### Passage
This prospective cohort study was designed with the following inclusion criteria: healthy patients (ASA 1 or 2) between 21 and 70 years of age, mild smokers (less than 12 cigarettes/d), controlled diabetic patients (HbA1c < 7.5%), patients with mild sinus membrane thickening, patients requesting implant treatment in the posterior maxilla with a residual ridge height of 6 mm or more, and with elevated height not exceeding 4 mm. All implants were Straumann BLT implants (Straumann, Straumann Group) and were installed using MD-CSLS drills simultaneously with a graftless crestal sinus elevation (Figure 1). Patients with the following attributes were excluded: patients with medical conditions negating implant treatment, moderate to frequent smokers (more than 12 cigarettes/d), patients undergoing head and neck radiation, patients in need of lateral window sinus augmentation (more than 4 mm increase in vertical bone height), patients reporting active sinusitis, and patients with moderate to severe sinus membrane thickening. Ethics approval was granted from [redacted for peer review] Ethical Committee. Patients were recruited from the patient pool of the [redacted for peer review] and signed an informed consent before undergoing their surgeries. The purpose of the study and why patients were selected were included in the explanations provided to the patients.

Figure 1.Figure 1.Figure 1.
Figure 1. Illustration of the Graftless motor-driven crestal sinus elevation technique. (a) Drill short of the sinus floor by approximately 1 mm. (b) Down-fracture of the remaining sinus floor using the motor driven drill. (c) Formation of a clot around the elevated sinus space. (d) De novo bone formation after a healing duration.
######
### Data records
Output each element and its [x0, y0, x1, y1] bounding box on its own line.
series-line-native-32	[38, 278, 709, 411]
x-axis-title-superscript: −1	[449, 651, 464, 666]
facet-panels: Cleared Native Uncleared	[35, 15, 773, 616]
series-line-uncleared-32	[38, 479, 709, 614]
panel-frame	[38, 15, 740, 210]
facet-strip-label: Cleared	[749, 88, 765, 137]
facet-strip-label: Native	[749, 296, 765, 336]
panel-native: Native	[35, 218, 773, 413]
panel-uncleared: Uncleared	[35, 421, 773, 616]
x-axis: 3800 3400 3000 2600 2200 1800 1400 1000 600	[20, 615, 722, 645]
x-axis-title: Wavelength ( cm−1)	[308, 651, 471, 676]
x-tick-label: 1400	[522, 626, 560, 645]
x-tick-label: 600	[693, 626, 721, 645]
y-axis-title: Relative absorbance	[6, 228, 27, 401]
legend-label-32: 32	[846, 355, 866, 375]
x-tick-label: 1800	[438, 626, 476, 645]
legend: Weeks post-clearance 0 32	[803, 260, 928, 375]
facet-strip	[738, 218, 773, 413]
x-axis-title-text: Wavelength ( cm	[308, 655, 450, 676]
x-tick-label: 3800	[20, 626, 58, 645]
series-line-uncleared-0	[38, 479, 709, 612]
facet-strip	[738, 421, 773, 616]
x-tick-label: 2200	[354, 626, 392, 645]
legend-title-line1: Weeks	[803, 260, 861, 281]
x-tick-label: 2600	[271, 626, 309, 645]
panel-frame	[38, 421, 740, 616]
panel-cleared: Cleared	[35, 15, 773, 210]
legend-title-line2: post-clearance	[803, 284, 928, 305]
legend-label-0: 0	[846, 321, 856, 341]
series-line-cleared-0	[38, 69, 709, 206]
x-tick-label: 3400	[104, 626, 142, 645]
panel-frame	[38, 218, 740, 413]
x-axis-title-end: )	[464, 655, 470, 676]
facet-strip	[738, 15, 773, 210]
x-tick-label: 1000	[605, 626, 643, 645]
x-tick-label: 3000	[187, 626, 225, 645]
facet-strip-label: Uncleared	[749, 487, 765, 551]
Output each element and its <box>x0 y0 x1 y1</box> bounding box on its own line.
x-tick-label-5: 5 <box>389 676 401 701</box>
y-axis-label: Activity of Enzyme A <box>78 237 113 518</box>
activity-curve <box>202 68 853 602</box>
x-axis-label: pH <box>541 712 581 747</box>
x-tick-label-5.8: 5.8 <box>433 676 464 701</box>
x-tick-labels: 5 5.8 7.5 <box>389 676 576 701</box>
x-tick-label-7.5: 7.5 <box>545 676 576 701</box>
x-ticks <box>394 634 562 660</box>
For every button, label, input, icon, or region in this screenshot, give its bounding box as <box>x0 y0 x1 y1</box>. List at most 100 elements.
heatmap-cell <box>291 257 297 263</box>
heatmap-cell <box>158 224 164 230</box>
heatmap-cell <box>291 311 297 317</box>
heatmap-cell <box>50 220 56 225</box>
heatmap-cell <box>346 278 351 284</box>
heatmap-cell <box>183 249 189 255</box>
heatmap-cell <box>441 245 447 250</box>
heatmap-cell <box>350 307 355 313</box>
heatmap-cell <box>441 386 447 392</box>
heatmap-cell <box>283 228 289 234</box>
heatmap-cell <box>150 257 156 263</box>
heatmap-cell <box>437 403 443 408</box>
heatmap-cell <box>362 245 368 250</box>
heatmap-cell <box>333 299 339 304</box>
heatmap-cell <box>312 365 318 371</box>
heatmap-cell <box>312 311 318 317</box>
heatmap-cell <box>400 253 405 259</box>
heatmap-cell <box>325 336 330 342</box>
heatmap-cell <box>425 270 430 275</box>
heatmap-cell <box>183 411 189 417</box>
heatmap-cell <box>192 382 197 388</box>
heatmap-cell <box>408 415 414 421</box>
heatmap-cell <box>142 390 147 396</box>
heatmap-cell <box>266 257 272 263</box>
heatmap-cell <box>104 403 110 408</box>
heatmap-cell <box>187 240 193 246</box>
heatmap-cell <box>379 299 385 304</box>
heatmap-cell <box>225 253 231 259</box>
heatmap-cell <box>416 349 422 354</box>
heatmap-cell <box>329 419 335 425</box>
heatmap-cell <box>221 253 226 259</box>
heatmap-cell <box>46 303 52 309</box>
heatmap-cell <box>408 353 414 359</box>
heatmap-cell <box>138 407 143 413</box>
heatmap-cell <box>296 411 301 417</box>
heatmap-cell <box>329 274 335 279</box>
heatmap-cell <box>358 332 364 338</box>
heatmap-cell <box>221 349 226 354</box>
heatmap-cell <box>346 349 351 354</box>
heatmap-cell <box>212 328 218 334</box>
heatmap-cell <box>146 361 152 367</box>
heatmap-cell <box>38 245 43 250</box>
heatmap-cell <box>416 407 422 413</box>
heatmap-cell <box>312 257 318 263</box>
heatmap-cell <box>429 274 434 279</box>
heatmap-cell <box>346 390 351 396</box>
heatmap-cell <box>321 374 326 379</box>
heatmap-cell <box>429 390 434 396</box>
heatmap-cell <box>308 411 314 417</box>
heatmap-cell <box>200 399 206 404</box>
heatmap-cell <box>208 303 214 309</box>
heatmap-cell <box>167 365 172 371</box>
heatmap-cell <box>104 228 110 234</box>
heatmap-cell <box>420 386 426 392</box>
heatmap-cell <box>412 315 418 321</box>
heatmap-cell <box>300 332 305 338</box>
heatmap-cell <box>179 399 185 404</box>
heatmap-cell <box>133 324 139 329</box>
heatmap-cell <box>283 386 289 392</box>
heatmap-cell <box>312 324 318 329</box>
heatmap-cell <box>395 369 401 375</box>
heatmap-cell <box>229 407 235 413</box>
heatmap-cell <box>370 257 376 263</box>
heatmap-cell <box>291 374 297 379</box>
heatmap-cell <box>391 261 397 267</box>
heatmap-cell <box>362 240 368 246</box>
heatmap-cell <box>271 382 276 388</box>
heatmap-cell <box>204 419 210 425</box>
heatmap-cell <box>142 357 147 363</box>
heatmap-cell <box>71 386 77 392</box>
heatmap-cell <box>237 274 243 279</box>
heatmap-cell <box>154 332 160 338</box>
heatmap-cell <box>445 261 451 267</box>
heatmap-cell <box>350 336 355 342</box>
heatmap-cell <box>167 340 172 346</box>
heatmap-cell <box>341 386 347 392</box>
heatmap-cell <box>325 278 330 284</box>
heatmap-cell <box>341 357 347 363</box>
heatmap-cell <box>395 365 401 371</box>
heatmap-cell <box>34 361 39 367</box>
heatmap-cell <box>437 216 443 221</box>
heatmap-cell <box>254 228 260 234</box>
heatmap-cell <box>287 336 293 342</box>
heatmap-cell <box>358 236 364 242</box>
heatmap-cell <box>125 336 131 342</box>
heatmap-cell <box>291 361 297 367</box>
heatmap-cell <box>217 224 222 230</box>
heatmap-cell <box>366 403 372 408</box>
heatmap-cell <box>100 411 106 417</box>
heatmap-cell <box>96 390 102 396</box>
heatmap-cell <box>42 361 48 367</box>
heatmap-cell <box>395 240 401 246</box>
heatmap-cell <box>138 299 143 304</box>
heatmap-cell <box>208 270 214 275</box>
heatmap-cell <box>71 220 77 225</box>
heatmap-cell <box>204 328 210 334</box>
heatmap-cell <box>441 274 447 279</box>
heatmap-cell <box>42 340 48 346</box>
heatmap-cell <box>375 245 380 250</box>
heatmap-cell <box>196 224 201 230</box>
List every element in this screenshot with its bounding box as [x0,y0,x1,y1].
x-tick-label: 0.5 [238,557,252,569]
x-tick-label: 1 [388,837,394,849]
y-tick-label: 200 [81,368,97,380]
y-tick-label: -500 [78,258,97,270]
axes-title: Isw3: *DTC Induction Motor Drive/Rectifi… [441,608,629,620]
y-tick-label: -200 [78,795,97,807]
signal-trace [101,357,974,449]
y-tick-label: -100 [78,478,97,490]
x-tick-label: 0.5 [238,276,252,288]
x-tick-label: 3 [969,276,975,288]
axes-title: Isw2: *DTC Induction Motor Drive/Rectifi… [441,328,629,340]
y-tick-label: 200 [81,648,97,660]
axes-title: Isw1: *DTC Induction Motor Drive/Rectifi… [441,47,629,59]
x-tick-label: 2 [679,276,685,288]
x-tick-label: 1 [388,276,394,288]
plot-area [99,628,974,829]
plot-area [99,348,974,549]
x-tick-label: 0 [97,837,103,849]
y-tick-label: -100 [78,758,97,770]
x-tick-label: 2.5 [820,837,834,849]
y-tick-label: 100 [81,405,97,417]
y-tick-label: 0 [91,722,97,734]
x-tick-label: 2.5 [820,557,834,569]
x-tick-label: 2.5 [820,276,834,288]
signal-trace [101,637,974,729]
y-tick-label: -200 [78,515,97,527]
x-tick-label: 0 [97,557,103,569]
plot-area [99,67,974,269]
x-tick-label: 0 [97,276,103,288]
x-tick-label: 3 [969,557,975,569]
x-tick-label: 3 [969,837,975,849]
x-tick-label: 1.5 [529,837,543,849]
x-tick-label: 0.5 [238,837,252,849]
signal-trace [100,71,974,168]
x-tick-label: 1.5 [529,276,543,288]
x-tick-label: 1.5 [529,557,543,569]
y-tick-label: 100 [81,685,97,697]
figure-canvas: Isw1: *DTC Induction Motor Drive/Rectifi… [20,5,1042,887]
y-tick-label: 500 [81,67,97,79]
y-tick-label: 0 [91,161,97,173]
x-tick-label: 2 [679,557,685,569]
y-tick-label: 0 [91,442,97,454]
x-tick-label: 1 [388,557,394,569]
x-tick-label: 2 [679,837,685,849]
######
Continue the passage describing the crestal sinus elevation implant study from the point where it stops.

Citation: Journal of Oral Implantology 50, 5; 10.1563/aaid-joi-D-24-00015

Furthermore, patients were assured that the benefits outweighed the risks. Confidentiality was protected by using anonymous data collection methods, and data was stored in a separate database from other study databases, which identify participants using identification numbers only. Study forms with possible identifiers were accessible to study personnel only and were stored in locked cabinets. No incentive was provided to patients, and no patients had participated in previous clinical studies.

All implant placements were performed under local anesthesia using 2% lidocaine 1:100 000 epinephrine. No antibiotic prophylaxis was given before the surgery. A full mucoperiosteal flap was reflected, and osteotomies were performed per the manufacturer’s recommendations. Implant dimensions were selected after carefully evaluating the restorative space and bone availability. The flap was repositioned using polyglactin (Vicryl, Johnson & Johnson MedTech) sutures. All patients were covered with 875 mg amoxicillin/125 clavulanate potassium (Augmentin, GlaxoSmithKline Pharmaceuticals Ltd) after surgery every 12 hours for 7 days. ISQ values were measured immediately after surgery (baseline) and after a period of healing using resonance frequency analysis (RFA) with an Ostell device (Ostell, W&H). To increase the reliability of the outcome variable, ISQ measurements were taken twice at each time point for each implant at different angles by the same clinician, and an average of the 2 measurements was used to represent implant stability.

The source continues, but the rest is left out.